*TASK OBJECTIVE*.
Make a verbatim copy of the entries below; pictures stay out.

*DATA SECTION*.
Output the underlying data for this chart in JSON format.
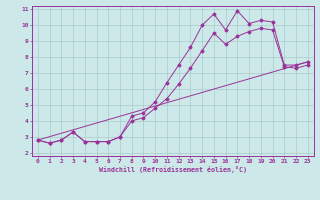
{
  "xlabel": "Windchill (Refroidissement éolien,°C)",
  "bg_color": "#cce8e8",
  "grid_color": "#aacccc",
  "line_color": "#993399",
  "xlim": [
    -0.5,
    23.5
  ],
  "ylim": [
    1.8,
    11.2
  ],
  "xticks": [
    0,
    1,
    2,
    3,
    4,
    5,
    6,
    7,
    8,
    9,
    10,
    11,
    12,
    13,
    14,
    15,
    16,
    17,
    18,
    19,
    20,
    21,
    22,
    23
  ],
  "yticks": [
    2,
    3,
    4,
    5,
    6,
    7,
    8,
    9,
    10,
    11
  ],
  "line1_x": [
    0,
    1,
    2,
    3,
    4,
    5,
    6,
    7,
    8,
    9,
    10,
    11,
    12,
    13,
    14,
    15,
    16,
    17,
    18,
    19,
    20,
    21,
    22,
    23
  ],
  "line1_y": [
    2.8,
    2.6,
    2.8,
    3.3,
    2.7,
    2.7,
    2.7,
    3.0,
    4.3,
    4.5,
    5.2,
    6.4,
    7.5,
    8.6,
    10.0,
    10.7,
    9.7,
    10.9,
    10.1,
    10.3,
    10.2,
    7.5,
    7.5,
    7.7
  ],
  "line2_y": [
    2.8,
    2.6,
    2.8,
    3.3,
    2.7,
    2.7,
    2.7,
    3.0,
    4.0,
    4.2,
    4.8,
    5.4,
    6.3,
    7.3,
    8.4,
    9.5,
    8.8,
    9.3,
    9.6,
    9.8,
    9.7,
    7.4,
    7.3,
    7.5
  ],
  "line3_x": [
    0,
    23
  ],
  "line3_y": [
    2.8,
    7.7
  ]
}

*FULL OUTPUT*.
Output the underlying data for this chart in JSON format.
{
  "xlabel": "Windchill (Refroidissement éolien,°C)",
  "bg_color": "#cce8e8",
  "grid_color": "#aacccc",
  "line_color": "#993399",
  "xlim": [
    -0.5,
    23.5
  ],
  "ylim": [
    1.8,
    11.2
  ],
  "xticks": [
    0,
    1,
    2,
    3,
    4,
    5,
    6,
    7,
    8,
    9,
    10,
    11,
    12,
    13,
    14,
    15,
    16,
    17,
    18,
    19,
    20,
    21,
    22,
    23
  ],
  "yticks": [
    2,
    3,
    4,
    5,
    6,
    7,
    8,
    9,
    10,
    11
  ],
  "line1_x": [
    0,
    1,
    2,
    3,
    4,
    5,
    6,
    7,
    8,
    9,
    10,
    11,
    12,
    13,
    14,
    15,
    16,
    17,
    18,
    19,
    20,
    21,
    22,
    23
  ],
  "line1_y": [
    2.8,
    2.6,
    2.8,
    3.3,
    2.7,
    2.7,
    2.7,
    3.0,
    4.3,
    4.5,
    5.2,
    6.4,
    7.5,
    8.6,
    10.0,
    10.7,
    9.7,
    10.9,
    10.1,
    10.3,
    10.2,
    7.5,
    7.5,
    7.7
  ],
  "line2_y": [
    2.8,
    2.6,
    2.8,
    3.3,
    2.7,
    2.7,
    2.7,
    3.0,
    4.0,
    4.2,
    4.8,
    5.4,
    6.3,
    7.3,
    8.4,
    9.5,
    8.8,
    9.3,
    9.6,
    9.8,
    9.7,
    7.4,
    7.3,
    7.5
  ],
  "line3_x": [
    0,
    23
  ],
  "line3_y": [
    2.8,
    7.7
  ]
}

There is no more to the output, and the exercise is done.